Reproduce every entry below precisely; do not include the pictures.
┌─ RECORD EXCERPTS
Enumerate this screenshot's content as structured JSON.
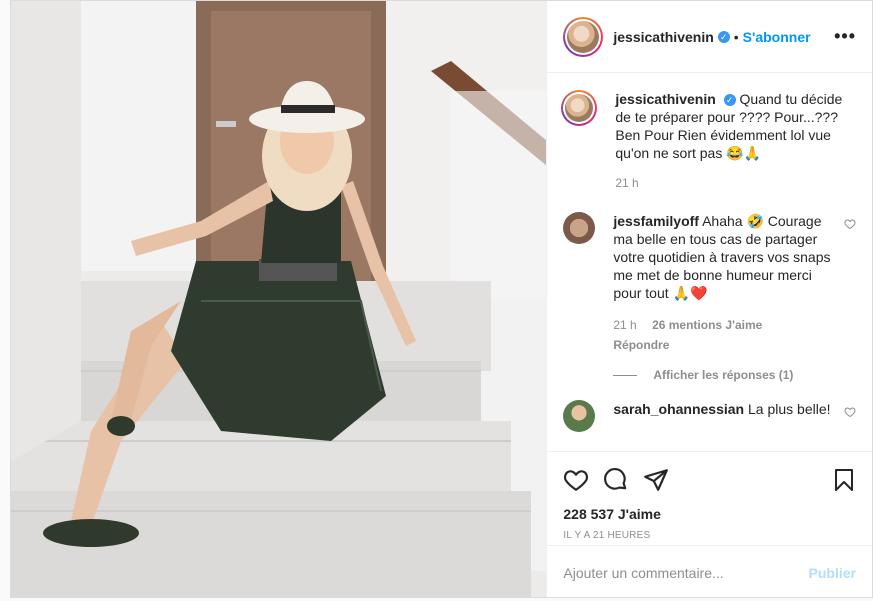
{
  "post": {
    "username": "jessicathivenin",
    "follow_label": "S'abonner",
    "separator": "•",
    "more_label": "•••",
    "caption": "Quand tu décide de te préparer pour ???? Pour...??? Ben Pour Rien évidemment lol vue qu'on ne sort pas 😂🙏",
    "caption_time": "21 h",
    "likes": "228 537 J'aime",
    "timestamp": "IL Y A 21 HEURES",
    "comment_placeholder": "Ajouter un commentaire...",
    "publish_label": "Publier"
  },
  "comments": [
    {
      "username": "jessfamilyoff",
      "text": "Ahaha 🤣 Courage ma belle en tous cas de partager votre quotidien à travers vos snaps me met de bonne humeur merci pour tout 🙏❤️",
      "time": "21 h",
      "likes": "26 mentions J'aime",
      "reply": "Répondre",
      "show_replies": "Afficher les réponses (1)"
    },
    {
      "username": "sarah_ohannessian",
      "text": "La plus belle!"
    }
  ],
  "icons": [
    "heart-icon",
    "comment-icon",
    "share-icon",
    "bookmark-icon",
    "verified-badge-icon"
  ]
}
└─
WRITTEN RESPONSE:
Enumerate this screenshot's content as structured JSON.
{
  "post": {
    "username": "jessicathivenin",
    "follow_label": "S'abonner",
    "separator": "•",
    "more_label": "•••",
    "caption": "Quand tu décide de te préparer pour ???? Pour...??? Ben Pour Rien évidemment lol vue qu'on ne sort pas 😂🙏",
    "caption_time": "21 h",
    "likes": "228 537 J'aime",
    "timestamp": "IL Y A 21 HEURES",
    "comment_placeholder": "Ajouter un commentaire...",
    "publish_label": "Publier"
  },
  "comments": [
    {
      "username": "jessfamilyoff",
      "text": "Ahaha 🤣 Courage ma belle en tous cas de partager votre quotidien à travers vos snaps me met de bonne humeur merci pour tout 🙏❤️",
      "time": "21 h",
      "likes": "26 mentions J'aime",
      "reply": "Répondre",
      "show_replies": "Afficher les réponses (1)"
    },
    {
      "username": "sarah_ohannessian",
      "text": "La plus belle!"
    }
  ],
  "icons": [
    "heart-icon",
    "comment-icon",
    "share-icon",
    "bookmark-icon",
    "verified-badge-icon"
  ]
}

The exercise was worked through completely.